AIM: Extract all lines that hold the string "五个带头".
**** RECORDS TO PROCESS ****
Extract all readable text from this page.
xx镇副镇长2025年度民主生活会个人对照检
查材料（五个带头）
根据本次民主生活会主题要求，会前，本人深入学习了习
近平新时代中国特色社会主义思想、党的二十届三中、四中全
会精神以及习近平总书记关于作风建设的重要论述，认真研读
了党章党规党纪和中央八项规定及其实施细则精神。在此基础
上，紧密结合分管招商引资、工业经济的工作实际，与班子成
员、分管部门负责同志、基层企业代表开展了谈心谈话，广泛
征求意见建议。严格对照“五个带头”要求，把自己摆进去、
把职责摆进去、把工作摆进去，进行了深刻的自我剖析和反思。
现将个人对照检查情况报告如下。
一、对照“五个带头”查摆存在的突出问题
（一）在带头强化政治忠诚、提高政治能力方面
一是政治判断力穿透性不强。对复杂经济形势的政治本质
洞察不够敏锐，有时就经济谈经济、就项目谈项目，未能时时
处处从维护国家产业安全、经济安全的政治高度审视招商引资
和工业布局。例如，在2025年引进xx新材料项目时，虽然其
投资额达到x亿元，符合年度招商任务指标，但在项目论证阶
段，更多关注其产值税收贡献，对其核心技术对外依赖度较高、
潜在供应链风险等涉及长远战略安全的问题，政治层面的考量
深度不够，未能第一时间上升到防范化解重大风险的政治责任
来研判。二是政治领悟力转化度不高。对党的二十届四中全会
****
**** RECORDS TO PROCESS ****
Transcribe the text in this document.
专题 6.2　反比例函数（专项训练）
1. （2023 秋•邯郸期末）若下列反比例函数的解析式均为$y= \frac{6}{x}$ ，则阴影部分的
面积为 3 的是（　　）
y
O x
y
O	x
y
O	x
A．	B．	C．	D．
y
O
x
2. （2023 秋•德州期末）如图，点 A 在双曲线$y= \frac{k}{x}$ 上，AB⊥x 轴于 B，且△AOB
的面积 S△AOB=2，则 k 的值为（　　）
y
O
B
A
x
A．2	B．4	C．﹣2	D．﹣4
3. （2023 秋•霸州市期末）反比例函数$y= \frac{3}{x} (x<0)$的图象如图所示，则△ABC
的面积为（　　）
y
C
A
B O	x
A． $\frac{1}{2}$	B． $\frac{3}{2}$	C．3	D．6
****
EXERCISE SOLUTION:
查材料（五个带头）
征求意见建议。严格对照“五个带头”要求，把自己摆进去、
一、对照“五个带头”查摆存在的突出问题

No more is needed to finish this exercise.